• **Required work**:
1: In the parallel circuit passage, why is the 9 V supply value used as the voltage for each resistor when Ohm's Law is applied? Answer in one to three sentences.
2: From the parallel circuit passage, reproduce word for word the span from "#### Step 1: Understand" to "currents through each resistor.".
3: According to the parallel circuit passage, what is the resistance of R3?

------ Passage provided ------

Problem Description:


The given circuit consists of a 9 V voltage source and three resistors (\( R_1 = 10 \, \text{k}\Omega \), \( R_2 = 2 \, \text{k}\Omega \), and \( R_3 = 1 \, \text{k}\Omega \)) connected in parallel. The task is to determine the total current (\( I_{\text{total}} \)) flowing through the circuit and the individual currents (\( I_{R1} \), \( I_{R2} \), and \( I_{R3} \)) through each resistor.

Solution:



#### Step 1: Understand the Circuit Configuration
The resistors \( R_1 \), \( R_2 \), and \( R_3 \) are connected in parallel across the voltage source. In a parallel circuit:
- The voltage across each resistor is the same and equal to the supply voltage (\( V = 9 \, \text{V} \)).
- The total current is the sum of the currents through each resistor.

#### Step 2: Calculate the Current Through Each Resistor
The current through each resistor can be calculated using Ohm's Law:
\[
I = \frac{V}{R}
\]
where:
- \( V \) is the voltage across the resistor,
- \( R \) is the resistance of the resistor.

------ Raw data ------

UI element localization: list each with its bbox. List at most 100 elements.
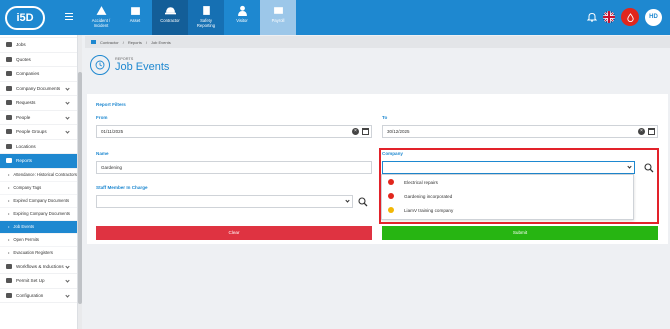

------

• **Task-by-task outputs**:
1: The three resistors are connected in parallel across the voltage source. In a parallel circuit, the voltage across each resistor is the same as the supply voltage, so V in I = V/R is 9 V for every resistor.

2:
#### Step 1: Understand the Circuit Configuration
The resistors \( R_1 \), \( R_2 \), and \( R_3 \) are connected in parallel across the voltage source. In a parallel circuit:
- The voltage across each resistor is the same and equal to the supply voltage (\( V = 9 \, \text{V} \)).
- The total current is the sum of the currents through each resistor.

3: R3 is 1 kΩ.